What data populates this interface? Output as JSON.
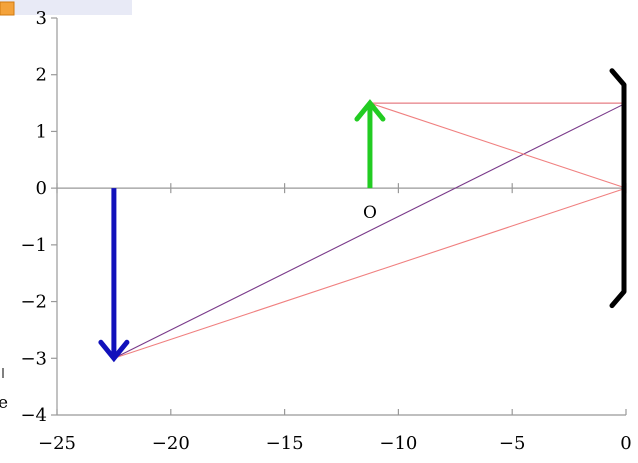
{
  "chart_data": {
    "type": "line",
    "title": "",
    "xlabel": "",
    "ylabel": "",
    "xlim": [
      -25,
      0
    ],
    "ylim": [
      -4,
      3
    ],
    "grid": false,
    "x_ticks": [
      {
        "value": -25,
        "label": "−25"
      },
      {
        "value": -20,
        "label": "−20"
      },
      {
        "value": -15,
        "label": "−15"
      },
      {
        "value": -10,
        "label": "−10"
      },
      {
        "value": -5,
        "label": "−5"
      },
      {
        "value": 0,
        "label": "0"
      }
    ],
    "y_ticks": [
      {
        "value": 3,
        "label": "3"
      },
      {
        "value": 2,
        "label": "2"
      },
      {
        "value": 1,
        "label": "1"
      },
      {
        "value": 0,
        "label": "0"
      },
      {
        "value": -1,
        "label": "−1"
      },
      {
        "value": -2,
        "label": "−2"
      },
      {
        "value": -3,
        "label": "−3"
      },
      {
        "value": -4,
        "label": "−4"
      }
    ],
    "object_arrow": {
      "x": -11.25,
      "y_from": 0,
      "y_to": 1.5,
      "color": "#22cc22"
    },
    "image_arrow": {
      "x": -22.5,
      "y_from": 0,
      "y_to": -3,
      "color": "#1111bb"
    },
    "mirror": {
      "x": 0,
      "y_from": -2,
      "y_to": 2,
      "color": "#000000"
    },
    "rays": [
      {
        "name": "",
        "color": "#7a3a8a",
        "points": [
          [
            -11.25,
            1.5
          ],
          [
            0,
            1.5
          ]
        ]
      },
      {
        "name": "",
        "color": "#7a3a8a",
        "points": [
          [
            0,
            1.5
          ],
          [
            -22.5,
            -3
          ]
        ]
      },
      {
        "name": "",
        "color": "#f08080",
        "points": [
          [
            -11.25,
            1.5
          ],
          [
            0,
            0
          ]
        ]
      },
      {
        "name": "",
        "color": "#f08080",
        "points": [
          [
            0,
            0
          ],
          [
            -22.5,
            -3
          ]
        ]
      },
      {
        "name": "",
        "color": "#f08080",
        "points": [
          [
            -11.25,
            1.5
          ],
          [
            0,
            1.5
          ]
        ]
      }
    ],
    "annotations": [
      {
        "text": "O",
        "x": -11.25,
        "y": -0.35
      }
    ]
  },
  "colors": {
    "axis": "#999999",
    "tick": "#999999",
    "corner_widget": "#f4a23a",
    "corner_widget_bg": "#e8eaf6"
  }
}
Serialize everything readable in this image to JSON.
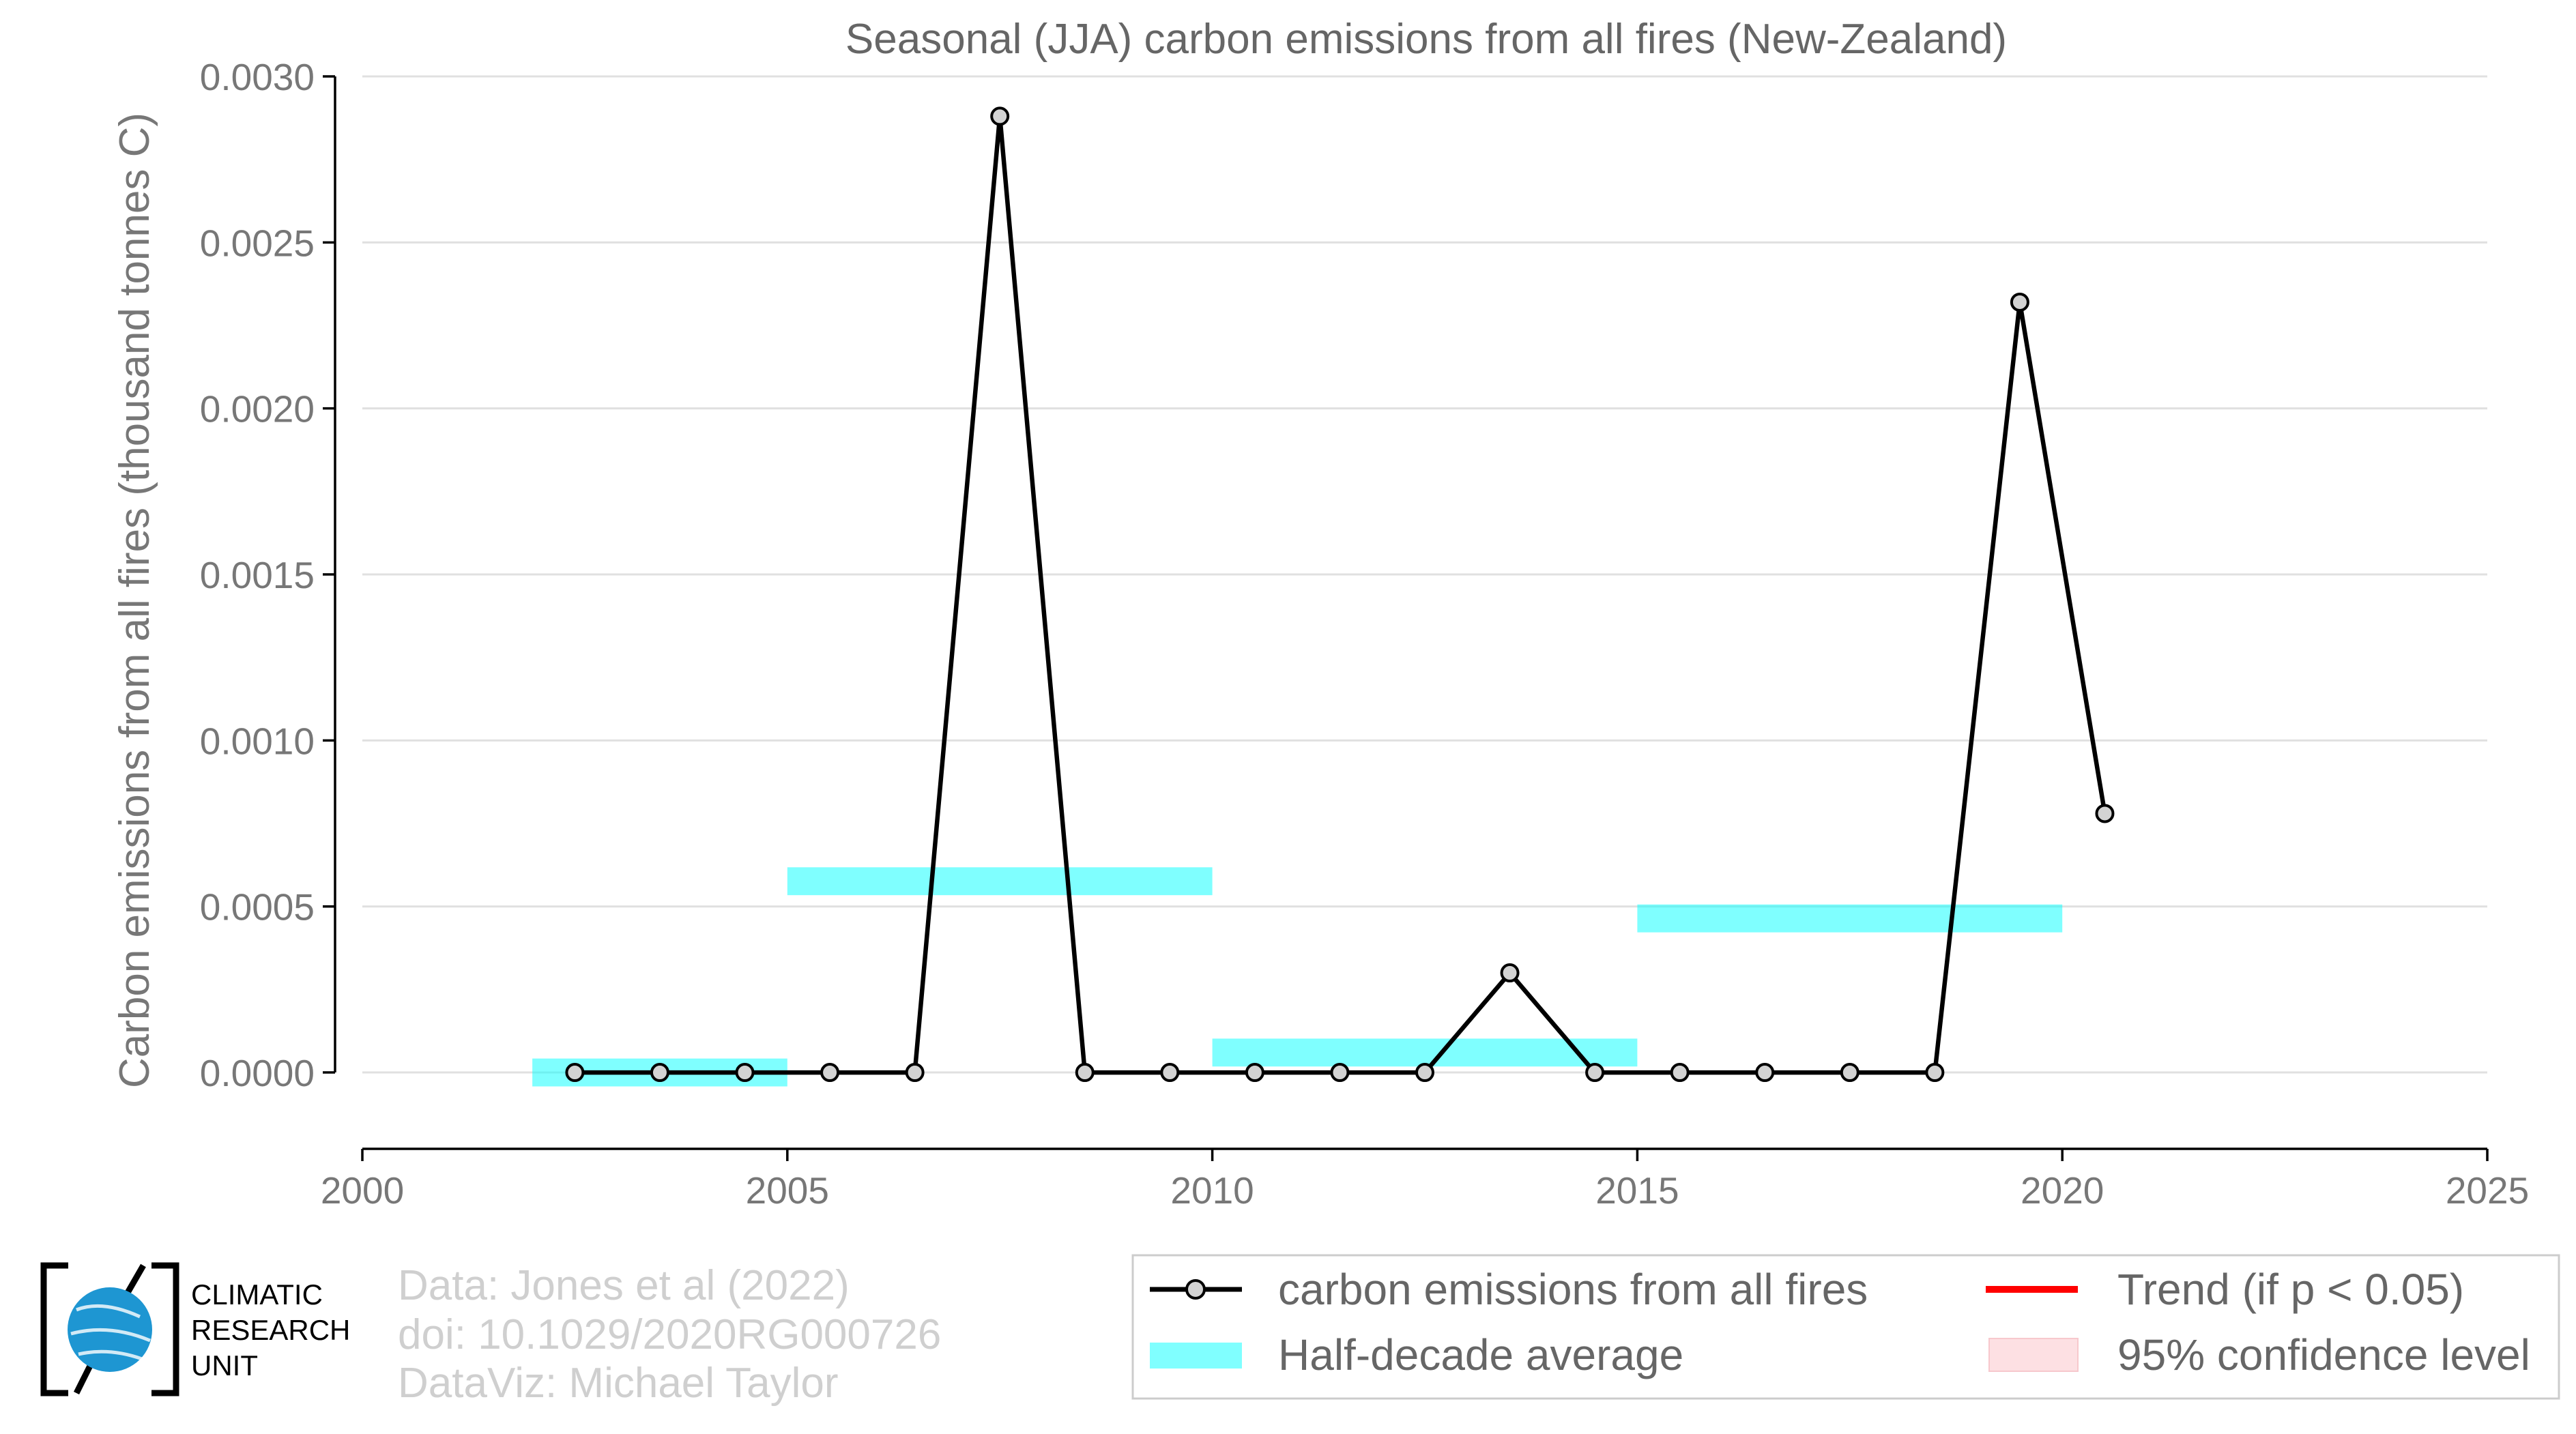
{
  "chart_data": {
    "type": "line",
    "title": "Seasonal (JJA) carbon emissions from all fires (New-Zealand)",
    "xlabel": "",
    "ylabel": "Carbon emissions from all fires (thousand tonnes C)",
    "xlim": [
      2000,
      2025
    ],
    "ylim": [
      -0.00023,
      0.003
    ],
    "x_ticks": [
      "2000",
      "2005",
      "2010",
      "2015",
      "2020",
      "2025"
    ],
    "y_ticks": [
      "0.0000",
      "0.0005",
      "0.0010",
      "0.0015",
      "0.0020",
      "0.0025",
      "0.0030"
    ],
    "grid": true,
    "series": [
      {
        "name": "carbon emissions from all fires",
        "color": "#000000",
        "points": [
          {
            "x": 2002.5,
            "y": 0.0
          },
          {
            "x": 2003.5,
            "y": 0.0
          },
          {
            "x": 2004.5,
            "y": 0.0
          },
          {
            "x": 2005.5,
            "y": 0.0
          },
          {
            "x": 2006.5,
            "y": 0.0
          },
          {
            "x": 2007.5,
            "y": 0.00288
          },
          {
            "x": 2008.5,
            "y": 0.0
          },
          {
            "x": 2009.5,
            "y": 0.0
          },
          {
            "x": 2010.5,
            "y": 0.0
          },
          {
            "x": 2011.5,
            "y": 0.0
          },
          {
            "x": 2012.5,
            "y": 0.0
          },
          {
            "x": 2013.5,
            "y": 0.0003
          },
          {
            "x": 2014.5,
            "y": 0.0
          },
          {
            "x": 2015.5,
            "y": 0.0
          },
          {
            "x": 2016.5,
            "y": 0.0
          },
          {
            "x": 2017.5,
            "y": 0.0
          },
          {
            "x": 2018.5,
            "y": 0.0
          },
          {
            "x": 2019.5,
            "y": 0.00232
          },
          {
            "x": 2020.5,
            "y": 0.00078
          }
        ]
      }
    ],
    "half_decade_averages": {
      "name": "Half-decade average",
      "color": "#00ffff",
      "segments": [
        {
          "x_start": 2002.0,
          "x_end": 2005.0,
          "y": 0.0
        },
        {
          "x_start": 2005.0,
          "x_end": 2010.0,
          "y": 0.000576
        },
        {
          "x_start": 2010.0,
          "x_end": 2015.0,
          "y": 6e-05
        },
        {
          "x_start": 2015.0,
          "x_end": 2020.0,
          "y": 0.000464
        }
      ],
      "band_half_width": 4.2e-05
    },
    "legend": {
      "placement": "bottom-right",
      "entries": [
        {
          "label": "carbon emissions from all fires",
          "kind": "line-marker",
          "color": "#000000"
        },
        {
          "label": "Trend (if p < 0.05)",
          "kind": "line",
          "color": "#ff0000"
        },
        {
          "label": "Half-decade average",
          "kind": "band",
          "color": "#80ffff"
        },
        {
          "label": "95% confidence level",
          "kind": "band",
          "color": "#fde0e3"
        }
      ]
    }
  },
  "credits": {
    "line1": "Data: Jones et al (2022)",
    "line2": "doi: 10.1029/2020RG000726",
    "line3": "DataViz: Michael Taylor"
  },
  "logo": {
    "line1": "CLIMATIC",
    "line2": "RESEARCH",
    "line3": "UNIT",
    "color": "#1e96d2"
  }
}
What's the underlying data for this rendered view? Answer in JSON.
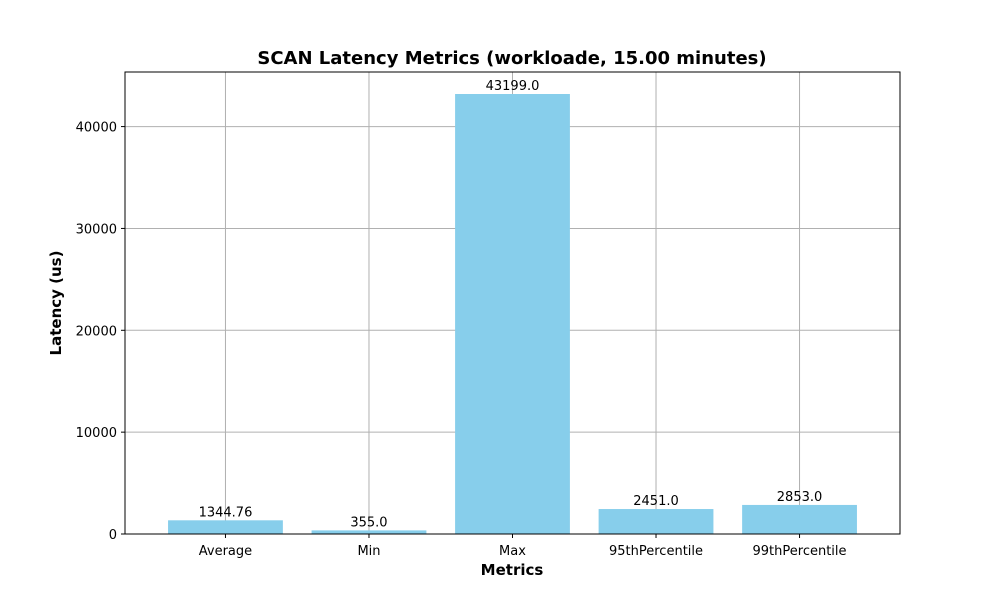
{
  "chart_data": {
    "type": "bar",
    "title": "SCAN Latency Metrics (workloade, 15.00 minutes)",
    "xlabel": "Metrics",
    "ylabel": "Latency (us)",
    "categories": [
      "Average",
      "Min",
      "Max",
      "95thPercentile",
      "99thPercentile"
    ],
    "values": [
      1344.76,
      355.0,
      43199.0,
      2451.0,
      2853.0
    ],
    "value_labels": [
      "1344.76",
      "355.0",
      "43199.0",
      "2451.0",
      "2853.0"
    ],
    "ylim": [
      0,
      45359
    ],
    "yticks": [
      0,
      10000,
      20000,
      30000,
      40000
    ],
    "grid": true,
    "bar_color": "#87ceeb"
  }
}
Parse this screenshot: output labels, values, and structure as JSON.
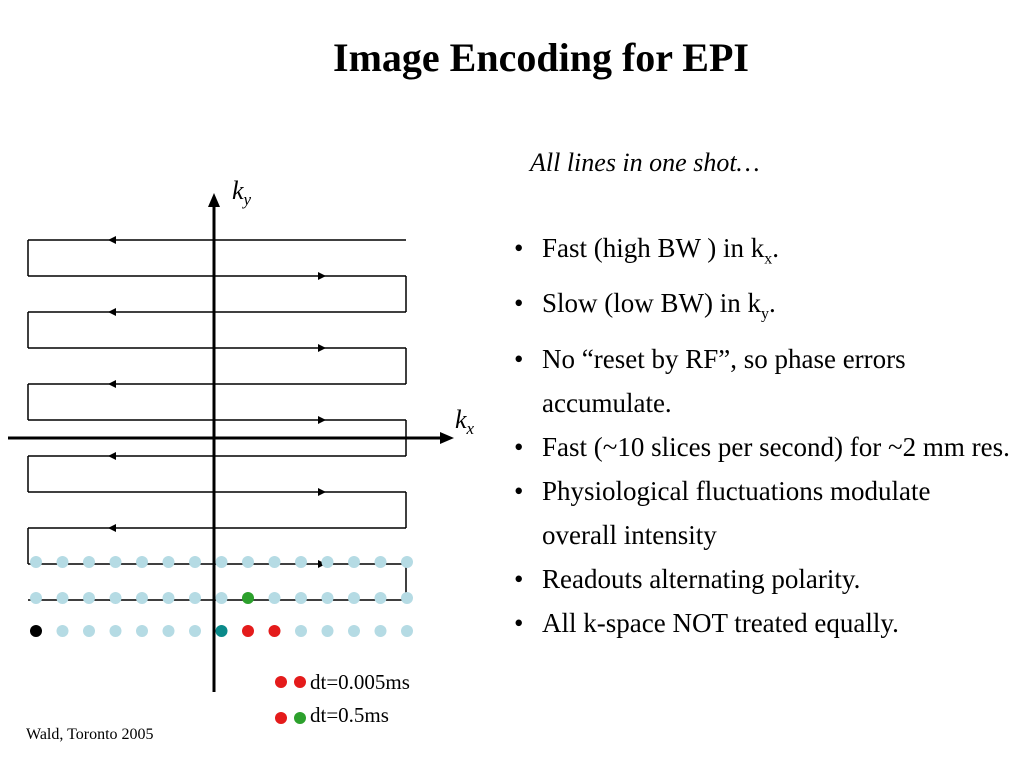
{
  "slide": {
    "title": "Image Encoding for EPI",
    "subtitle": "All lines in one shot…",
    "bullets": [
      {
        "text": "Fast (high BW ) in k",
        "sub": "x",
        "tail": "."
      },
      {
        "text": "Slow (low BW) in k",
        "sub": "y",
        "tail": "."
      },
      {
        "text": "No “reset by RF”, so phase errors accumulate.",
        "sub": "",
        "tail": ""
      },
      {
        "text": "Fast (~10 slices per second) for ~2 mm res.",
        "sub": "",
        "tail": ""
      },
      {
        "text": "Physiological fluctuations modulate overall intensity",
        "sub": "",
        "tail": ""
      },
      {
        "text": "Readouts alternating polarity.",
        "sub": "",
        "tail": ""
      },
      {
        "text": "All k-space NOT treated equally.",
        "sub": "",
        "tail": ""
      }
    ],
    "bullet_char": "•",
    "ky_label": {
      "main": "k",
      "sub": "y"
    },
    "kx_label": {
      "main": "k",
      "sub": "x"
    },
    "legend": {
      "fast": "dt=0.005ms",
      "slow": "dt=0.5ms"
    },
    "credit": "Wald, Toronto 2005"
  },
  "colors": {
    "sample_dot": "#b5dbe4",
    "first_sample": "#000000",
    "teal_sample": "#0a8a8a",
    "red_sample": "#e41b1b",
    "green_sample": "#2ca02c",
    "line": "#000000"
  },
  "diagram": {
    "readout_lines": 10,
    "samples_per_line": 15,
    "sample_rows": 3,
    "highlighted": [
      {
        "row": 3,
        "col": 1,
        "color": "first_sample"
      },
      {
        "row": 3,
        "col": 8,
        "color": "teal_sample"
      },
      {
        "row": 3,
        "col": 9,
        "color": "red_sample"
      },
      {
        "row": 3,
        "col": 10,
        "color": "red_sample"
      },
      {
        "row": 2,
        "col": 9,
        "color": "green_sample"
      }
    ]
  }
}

■ **EXERCISE GOAL**
From the data above, copy out every line with the string "JSON" in it.

■ **OUTPUT OF THE EXERCISE**
What data populates this interface? Output as JSON.
Serialize everything readable in this image to JSON.
What's the underlying data for this rendered view? Answer in JSON.
Parse this screenshot: output labels, values, and structure as JSON.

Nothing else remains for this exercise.